Data to process.
-=-=-

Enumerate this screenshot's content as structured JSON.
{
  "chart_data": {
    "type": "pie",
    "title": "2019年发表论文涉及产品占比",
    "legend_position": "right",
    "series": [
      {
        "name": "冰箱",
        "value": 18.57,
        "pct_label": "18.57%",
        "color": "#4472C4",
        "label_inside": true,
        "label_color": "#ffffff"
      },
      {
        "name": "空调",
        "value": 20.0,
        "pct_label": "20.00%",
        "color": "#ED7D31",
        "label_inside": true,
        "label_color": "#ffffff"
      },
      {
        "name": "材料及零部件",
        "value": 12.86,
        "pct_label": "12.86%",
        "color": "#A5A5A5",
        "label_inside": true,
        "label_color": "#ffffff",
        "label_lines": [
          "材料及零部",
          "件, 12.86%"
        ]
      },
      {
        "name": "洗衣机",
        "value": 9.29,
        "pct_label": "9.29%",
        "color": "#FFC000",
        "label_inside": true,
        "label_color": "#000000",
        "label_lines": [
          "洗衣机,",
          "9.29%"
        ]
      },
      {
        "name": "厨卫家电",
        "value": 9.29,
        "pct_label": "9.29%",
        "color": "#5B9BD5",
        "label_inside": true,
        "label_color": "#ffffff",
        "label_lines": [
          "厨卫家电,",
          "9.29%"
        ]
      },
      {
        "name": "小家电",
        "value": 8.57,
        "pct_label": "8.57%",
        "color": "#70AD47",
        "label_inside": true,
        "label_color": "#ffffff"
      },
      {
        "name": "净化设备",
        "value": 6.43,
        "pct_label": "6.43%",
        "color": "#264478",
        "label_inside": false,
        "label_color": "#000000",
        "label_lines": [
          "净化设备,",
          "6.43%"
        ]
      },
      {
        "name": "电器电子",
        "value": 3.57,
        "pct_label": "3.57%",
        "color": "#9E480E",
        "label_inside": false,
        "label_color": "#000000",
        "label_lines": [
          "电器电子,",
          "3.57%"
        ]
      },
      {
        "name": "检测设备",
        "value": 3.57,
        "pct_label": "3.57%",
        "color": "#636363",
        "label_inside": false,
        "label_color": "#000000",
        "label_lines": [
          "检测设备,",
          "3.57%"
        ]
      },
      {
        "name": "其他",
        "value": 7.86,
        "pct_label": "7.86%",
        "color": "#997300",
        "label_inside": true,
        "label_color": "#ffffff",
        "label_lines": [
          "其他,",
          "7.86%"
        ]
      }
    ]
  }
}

-=-=-

Using the data above, output each line exactly.

Complete answer.
Enumerate this screenshot's content as structured JSON.
{
  "chart_data": {
    "type": "pie",
    "title": "2019年发表论文涉及产品占比",
    "legend_position": "right",
    "series": [
      {
        "name": "冰箱",
        "value": 18.57,
        "pct_label": "18.57%",
        "color": "#4472C4",
        "label_inside": true,
        "label_color": "#ffffff"
      },
      {
        "name": "空调",
        "value": 20.0,
        "pct_label": "20.00%",
        "color": "#ED7D31",
        "label_inside": true,
        "label_color": "#ffffff"
      },
      {
        "name": "材料及零部件",
        "value": 12.86,
        "pct_label": "12.86%",
        "color": "#A5A5A5",
        "label_inside": true,
        "label_color": "#ffffff",
        "label_lines": [
          "材料及零部",
          "件, 12.86%"
        ]
      },
      {
        "name": "洗衣机",
        "value": 9.29,
        "pct_label": "9.29%",
        "color": "#FFC000",
        "label_inside": true,
        "label_color": "#000000",
        "label_lines": [
          "洗衣机,",
          "9.29%"
        ]
      },
      {
        "name": "厨卫家电",
        "value": 9.29,
        "pct_label": "9.29%",
        "color": "#5B9BD5",
        "label_inside": true,
        "label_color": "#ffffff",
        "label_lines": [
          "厨卫家电,",
          "9.29%"
        ]
      },
      {
        "name": "小家电",
        "value": 8.57,
        "pct_label": "8.57%",
        "color": "#70AD47",
        "label_inside": true,
        "label_color": "#ffffff"
      },
      {
        "name": "净化设备",
        "value": 6.43,
        "pct_label": "6.43%",
        "color": "#264478",
        "label_inside": false,
        "label_color": "#000000",
        "label_lines": [
          "净化设备,",
          "6.43%"
        ]
      },
      {
        "name": "电器电子",
        "value": 3.57,
        "pct_label": "3.57%",
        "color": "#9E480E",
        "label_inside": false,
        "label_color": "#000000",
        "label_lines": [
          "电器电子,",
          "3.57%"
        ]
      },
      {
        "name": "检测设备",
        "value": 3.57,
        "pct_label": "3.57%",
        "color": "#636363",
        "label_inside": false,
        "label_color": "#000000",
        "label_lines": [
          "检测设备,",
          "3.57%"
        ]
      },
      {
        "name": "其他",
        "value": 7.86,
        "pct_label": "7.86%",
        "color": "#997300",
        "label_inside": true,
        "label_color": "#ffffff",
        "label_lines": [
          "其他,",
          "7.86%"
        ]
      }
    ]
  }
}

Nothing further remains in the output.